# [Assigned task]
For the material that follows, list every line containing the word "Strasburger".

═══ Dataset records

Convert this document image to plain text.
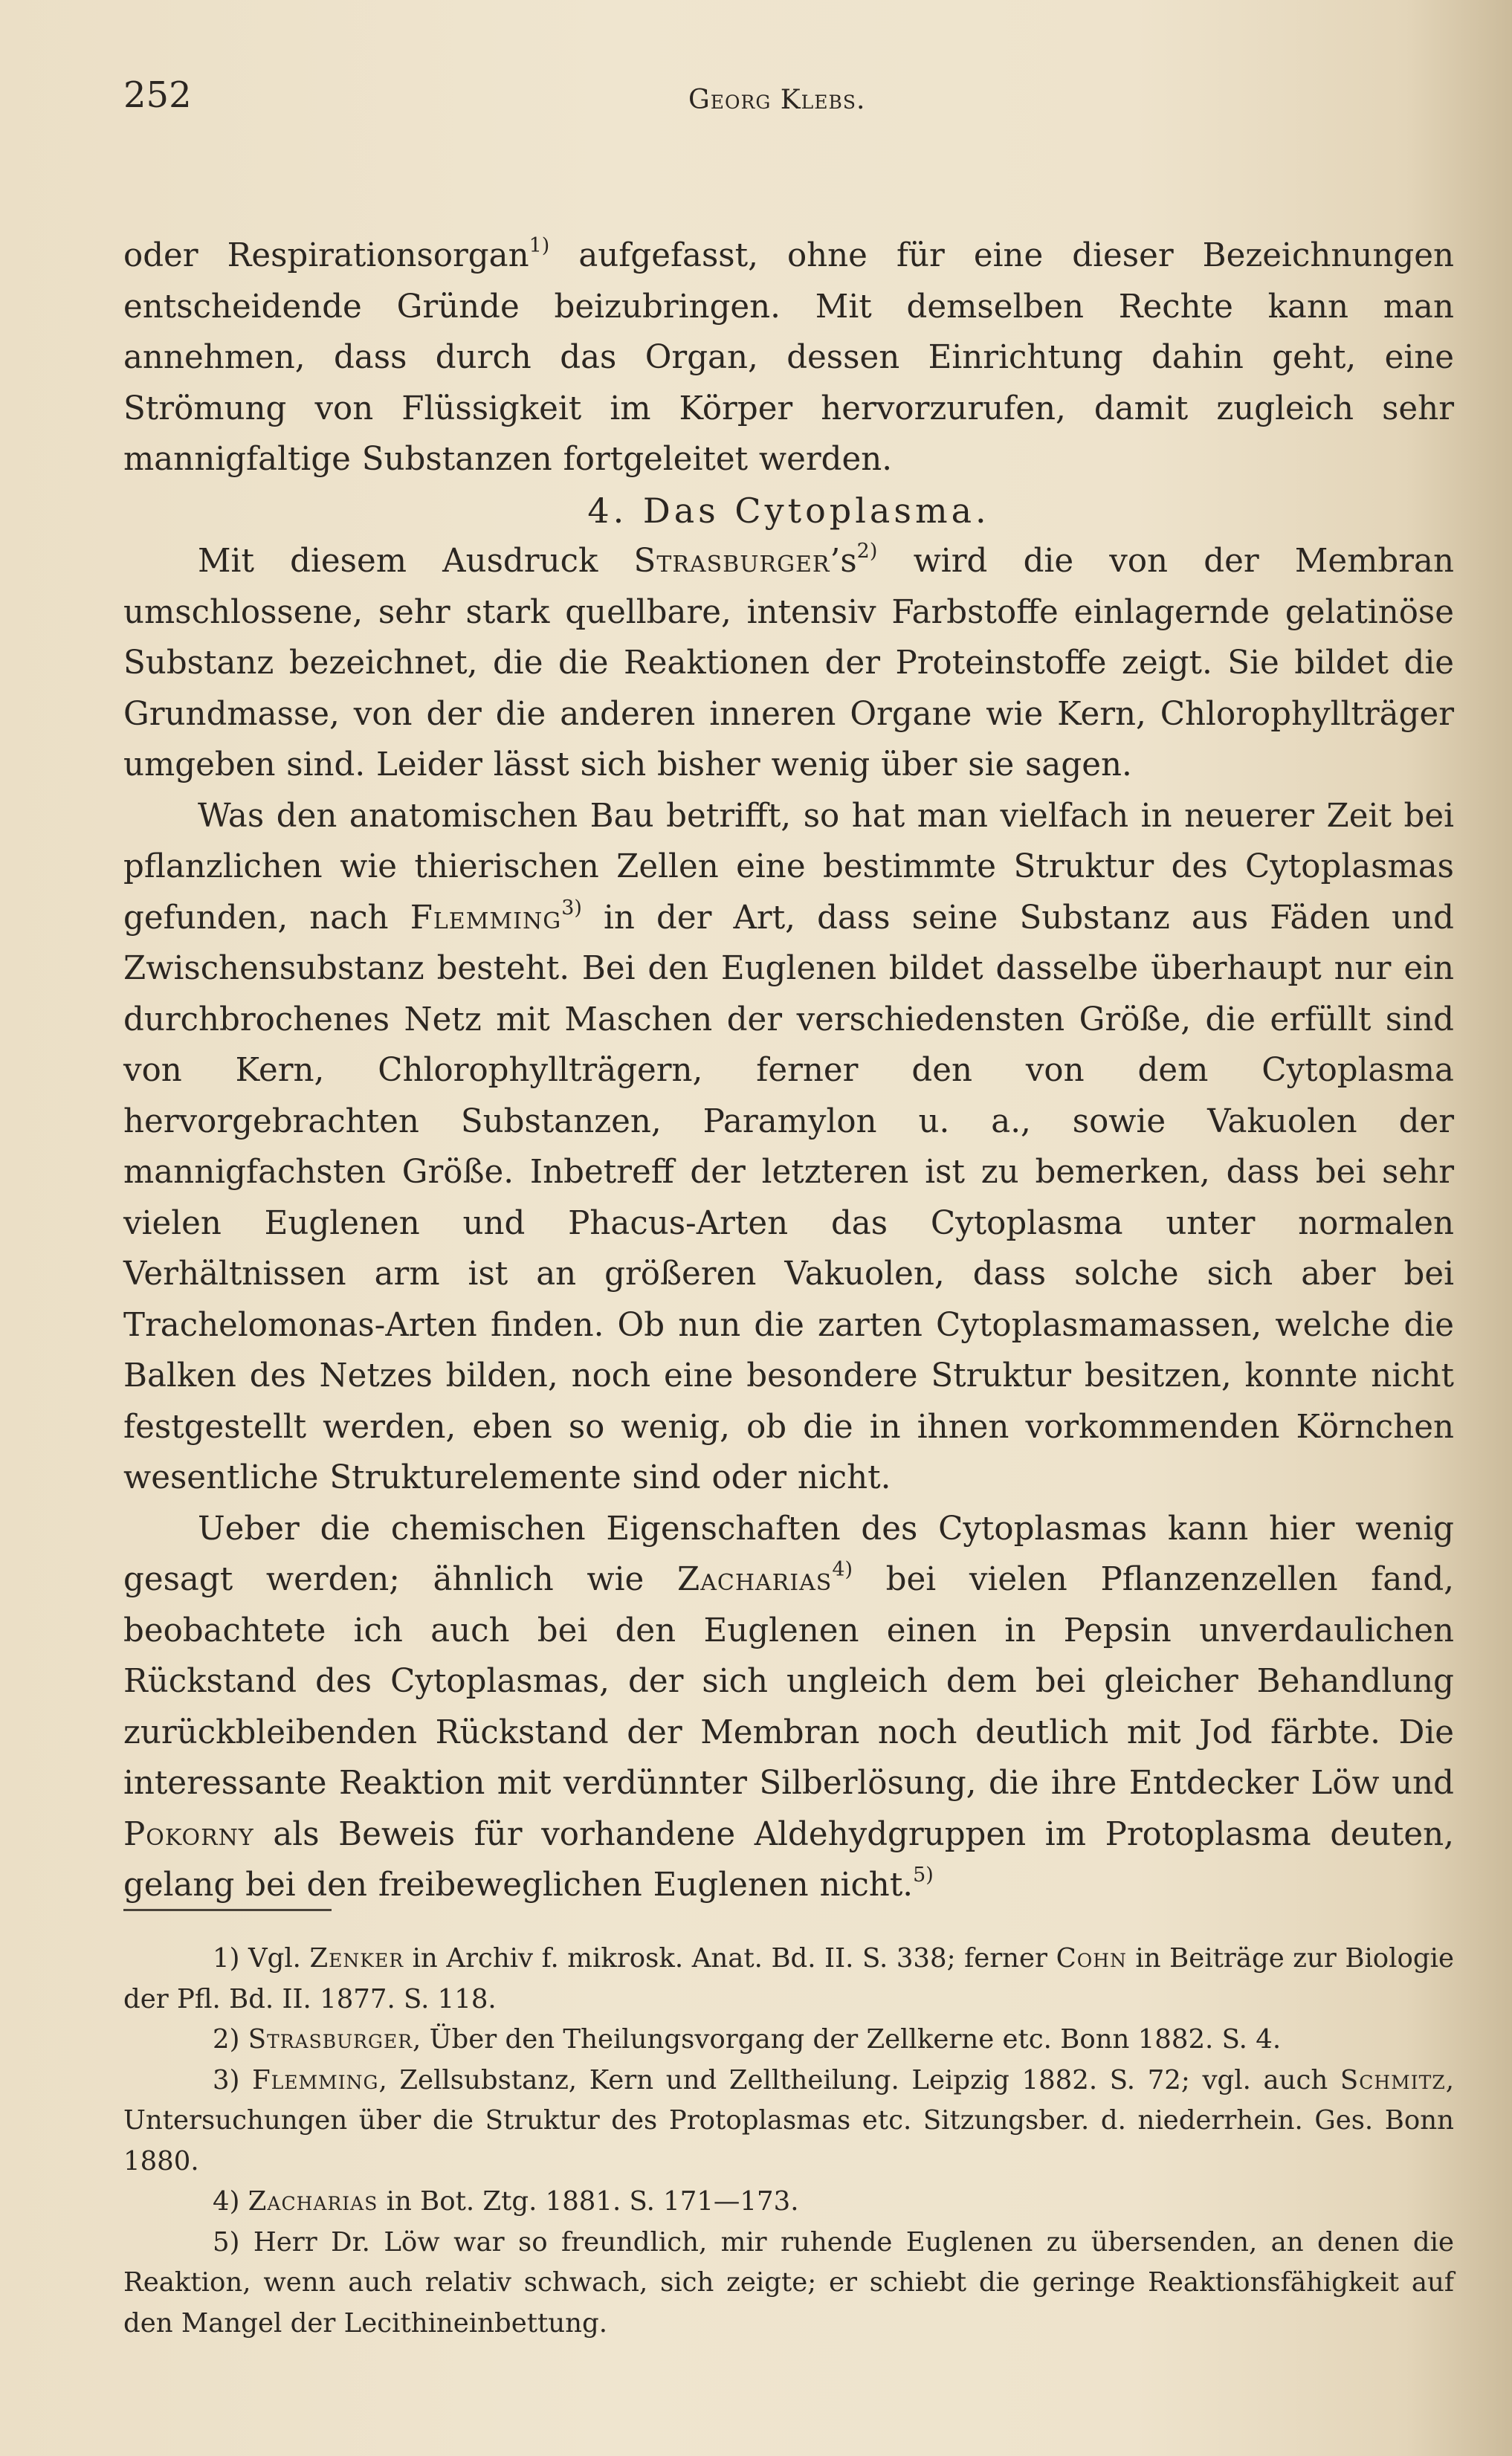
252	Georg Klebs.

oder Respirationsorgan$^{1)}$ aufgefasst, ohne für eine dieser Bezeichnungen entscheidende Gründe beizubringen. Mit demselben Rechte kann man annehmen, dass durch das Organ, dessen Einrichtung dahin geht, eine Strömung von Flüssigkeit im Körper hervorzurufen, damit zugleich sehr mannigfaltige Substanzen fortgeleitet werden.

4. Das Cytoplasma.

Mit diesem Ausdruck $Strasburger’s^{2)}$ wird die von der Membran umschlossene, sehr stark quellbare, intensiv Farbstoffe einlagernde gelatinöse Substanz bezeichnet, die die Reaktionen der Proteinstoffe zeigt. Sie bildet die Grundmasse, von der die anderen inneren Organe wie Kern, Chlorophyllträger umgeben sind. Leider lässt sich bisher wenig über sie sagen.

Was den anatomischen Bau betrifft, so hat man vielfach in neuerer Zeit bei pflanzlichen wie thierischen Zellen eine bestimmte Struktur des Cytoplasmas gefunden, nach Flemming$^{3)}$ in der Art, dass seine Substanz aus Fäden und Zwischensubstanz besteht. Bei den Euglenen bildet dasselbe überhaupt nur ein durchbrochenes Netz mit Maschen der verschiedensten Größe, die erfüllt sind von Kern, Chlorophyllträgern, ferner den von dem Cytoplasma hervorgebrachten Substanzen, Paramylon u. a., sowie Vakuolen der mannigfachsten Größe. Inbetreff der letzteren ist zu bemerken, dass bei sehr vielen Euglenen und Phacus-Arten das Cytoplasma unter normalen Verhältnissen arm ist an größeren Vakuolen, dass solche sich aber bei Trachelomonas-Arten finden. Ob nun die zarten Cytoplasmamassen, welche die Balken des Netzes bilden, noch eine besondere Struktur besitzen, konnte nicht festgestellt werden, eben so wenig, ob die in ihnen vorkommenden Körnchen wesentliche Strukturelemente sind oder nicht.

Ueber die chemischen Eigenschaften des Cytoplasmas kann hier wenig gesagt werden; ähnlich wie Zacharias$^{4)}$ bei vielen Pflanzenzellen fand, beobachtete ich auch bei den Euglenen einen in Pepsin unverdaulichen Rückstand des Cytoplasmas, der sich ungleich dem bei gleicher Behandlung zurückbleibenden Rückstand der Membran noch deutlich mit Jod färbte. Die interessante Reaktion mit verdünnter Silberlösung, die ihre Entdecker Löw und Pokorny als Beweis für vorhandene Aldehydgruppen im Protoplasma deuten, gelang bei den freibeweglichen Euglenen nicht.$^{5)}$

1) Vgl. Zenker in Archiv f. mikrosk. Anat. Bd. II. S. 338; ferner Cohn in Beiträge zur Biologie der Pfl. Bd. II. 1877. S. 118.

2) Strasburger, Über den Theilungsvorgang der Zellkerne etc. Bonn 1882. S. 4.

3) Flemming, Zellsubstanz, Kern und Zelltheilung. Leipzig 1882. S. 72; vgl. auch Schmitz, Untersuchungen über die Struktur des Protoplasmas etc. Sitzungsber. d. niederrhein. Ges. Bonn 1880.

4) Zacharias in Bot. Ztg. 1881. S. 171—173.

5) Herr Dr. Löw war so freundlich, mir ruhende Euglenen zu übersenden, an denen die Reaktion, wenn auch relativ schwach, sich zeigte; er schiebt die geringe Reaktionsfähigkeit auf den Mangel der Lecithineinbettung.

══════

# [Task solution]
Mit diesem Ausdruck $Strasburger’s^{2)}$ wird die von der Membran umschlossene, sehr stark quellbare, intensiv Farbstoffe einlagernde gelatinöse Substanz bezeichnet, die die Reaktionen der Proteinstoffe zeigt. Sie bildet die Grundmasse, von der die anderen inneren Organe wie Kern, Chlorophyllträger umgeben sind. Leider lässt sich bisher wenig über sie sagen.
2) Strasburger, Über den Theilungsvorgang der Zellkerne etc. Bonn 1882. S. 4.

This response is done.